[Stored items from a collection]
........

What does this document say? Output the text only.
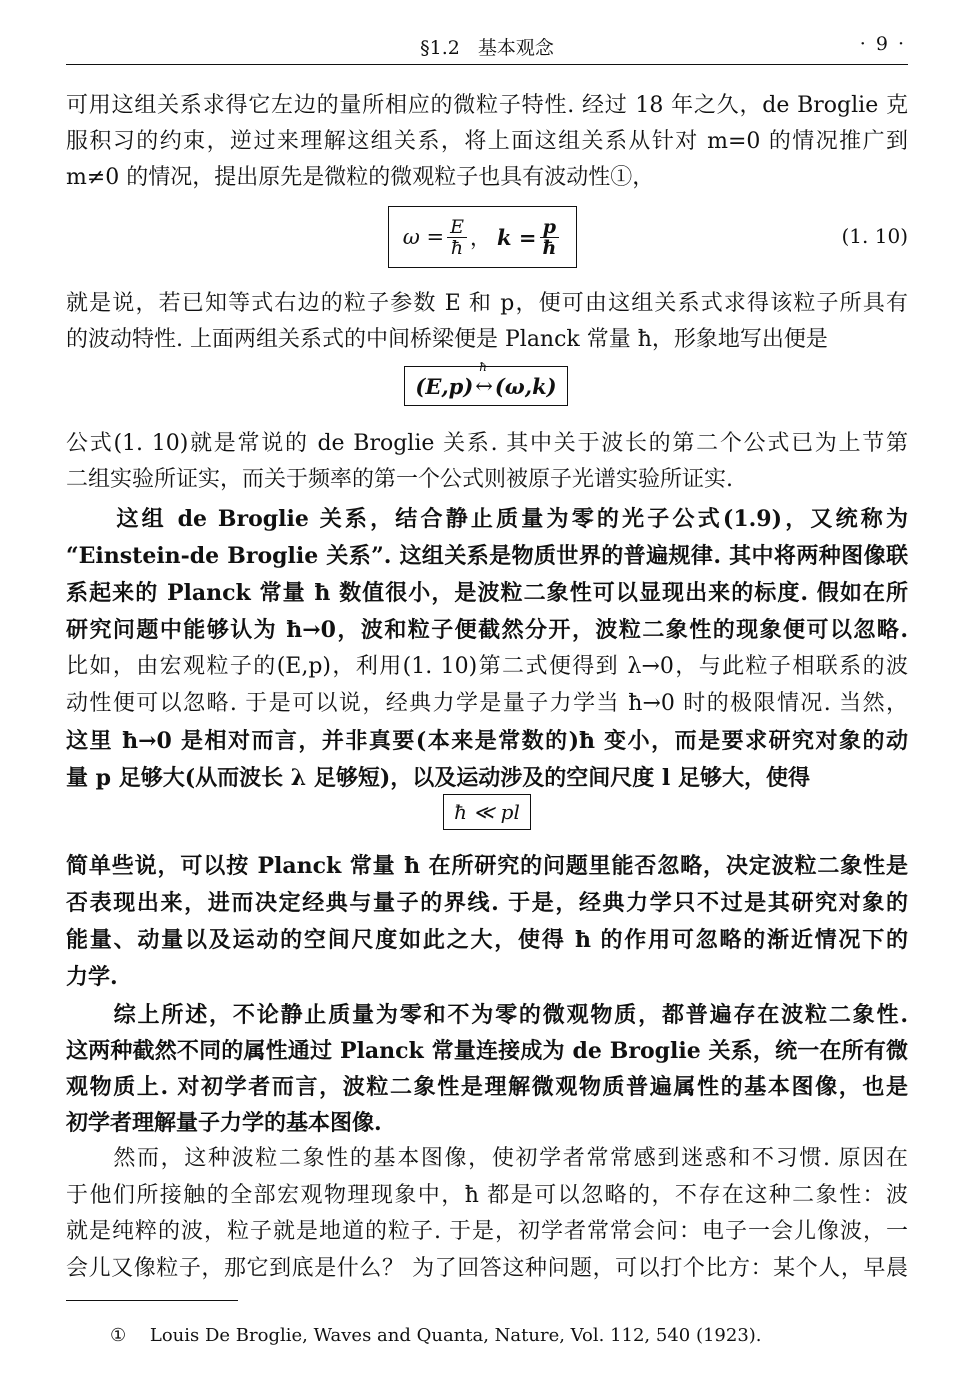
§1.2 基本观念	· 9 ·
可用这组关系求得它左边的量所相应的微粒子特性. 经过 18 年之久，de Broglie 克
服积习的约束，逆过来理解这组关系，将上面这组关系从针对 m=0 的情况推广到
m≠0 的情况，提出原先是微粒的微观粒子也具有波动性①，
就是说，若已知等式右边的粒子参数 E 和 p，便可由这组关系式求得该粒子所具有
的波动特性. 上面两组关系式的中间桥梁便是 Planck 常量 ħ，形象地写出便是
公式(1. 10)就是常说的 de Broglie 关系. 其中关于波长的第二个公式已为上节第
二组实验所证实，而关于频率的第一个公式则被原子光谱实验所证实.
　　这组 de Broglie 关系，结合静止质量为零的光子公式(1.9)，又统称为
“Einstein-de Broglie 关系”. 这组关系是物质世界的普遍规律. 其中将两种图像联
系起来的 Planck 常量 ħ 数值很小，是波粒二象性可以显现出来的标度. 假如在所
研究问题中能够认为 ħ→0，波和粒子便截然分开，波粒二象性的现象便可以忽略.
比如，由宏观粒子的(E,p)，利用(1. 10)第二式便得到 λ→0，与此粒子相联系的波
动性便可以忽略. 于是可以说，经典力学是量子力学当 ħ→0 时的极限情况. 当然，
这里 ħ→0 是相对而言，并非真要(本来是常数的)ħ 变小，而是要求研究对象的动
量 p 足够大(从而波长 λ 足够短)，以及运动涉及的空间尺度 l 足够大，使得
简单些说，可以按 Planck 常量 ħ 在所研究的问题里能否忽略，决定波粒二象性是
否表现出来，进而决定经典与量子的界线. 于是，经典力学只不过是其研究对象的
能量、动量以及运动的空间尺度如此之大，使得 ħ 的作用可忽略的渐近情况下的
力学.
　　综上所述，不论静止质量为零和不为零的微观物质，都普遍存在波粒二象性.
这两种截然不同的属性通过 Planck 常量连接成为 de Broglie 关系，统一在所有微
观物质上. 对初学者而言，波粒二象性是理解微观物质普遍属性的基本图像，也是
初学者理解量子力学的基本图像.
　　然而，这种波粒二象性的基本图像，使初学者常常感到迷惑和不习惯. 原因在
于他们所接触的全部宏观物理现象中，ħ 都是可以忽略的，不存在这种二象性：波
就是纯粹的波，粒子就是地道的粒子. 于是，初学者常常会问：电子一会儿像波，一
会儿又像粒子，那它到底是什么？ 为了回答这种问题，可以打个比方：某个人，早晨
$\omega = \frac{E}{ħ}$ ， $k = \frac{p}{ħ}$	(1. 10)
(E,p)
ħ
↔ (ω,k)
ħ ≪ pl
① Louis De Broglie, Waves and Quanta, Nature, Vol. 112, 540 (1923).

........

What is required: The records above must be transcribed exactly. Pictures are left out of the copy.

Full output:
What does this document say? Output the text only.
§1.2 基本观念	· 9 ·
可用这组关系求得它左边的量所相应的微粒子特性. 经过 18 年之久，de Broglie 克
服积习的约束，逆过来理解这组关系，将上面这组关系从针对 m=0 的情况推广到
m≠0 的情况，提出原先是微粒的微观粒子也具有波动性①，
就是说，若已知等式右边的粒子参数 E 和 p，便可由这组关系式求得该粒子所具有
的波动特性. 上面两组关系式的中间桥梁便是 Planck 常量 ħ，形象地写出便是
公式(1. 10)就是常说的 de Broglie 关系. 其中关于波长的第二个公式已为上节第
二组实验所证实，而关于频率的第一个公式则被原子光谱实验所证实.
　　这组 de Broglie 关系，结合静止质量为零的光子公式(1.9)，又统称为
“Einstein-de Broglie 关系”. 这组关系是物质世界的普遍规律. 其中将两种图像联
系起来的 Planck 常量 ħ 数值很小，是波粒二象性可以显现出来的标度. 假如在所
研究问题中能够认为 ħ→0，波和粒子便截然分开，波粒二象性的现象便可以忽略.
比如，由宏观粒子的(E,p)，利用(1. 10)第二式便得到 λ→0，与此粒子相联系的波
动性便可以忽略. 于是可以说，经典力学是量子力学当 ħ→0 时的极限情况. 当然，
这里 ħ→0 是相对而言，并非真要(本来是常数的)ħ 变小，而是要求研究对象的动
量 p 足够大(从而波长 λ 足够短)，以及运动涉及的空间尺度 l 足够大，使得
简单些说，可以按 Planck 常量 ħ 在所研究的问题里能否忽略，决定波粒二象性是
否表现出来，进而决定经典与量子的界线. 于是，经典力学只不过是其研究对象的
能量、动量以及运动的空间尺度如此之大，使得 ħ 的作用可忽略的渐近情况下的
力学.
　　综上所述，不论静止质量为零和不为零的微观物质，都普遍存在波粒二象性.
这两种截然不同的属性通过 Planck 常量连接成为 de Broglie 关系，统一在所有微
观物质上. 对初学者而言，波粒二象性是理解微观物质普遍属性的基本图像，也是
初学者理解量子力学的基本图像.
　　然而，这种波粒二象性的基本图像，使初学者常常感到迷惑和不习惯. 原因在
于他们所接触的全部宏观物理现象中，ħ 都是可以忽略的，不存在这种二象性：波
就是纯粹的波，粒子就是地道的粒子. 于是，初学者常常会问：电子一会儿像波，一
会儿又像粒子，那它到底是什么？ 为了回答这种问题，可以打个比方：某个人，早晨
$\omega = \frac{E}{ħ}$ ， $k = \frac{p}{ħ}$	(1. 10)
(E,p)
ħ
↔ (ω,k)
ħ ≪ pl
① Louis De Broglie, Waves and Quanta, Nature, Vol. 112, 540 (1923).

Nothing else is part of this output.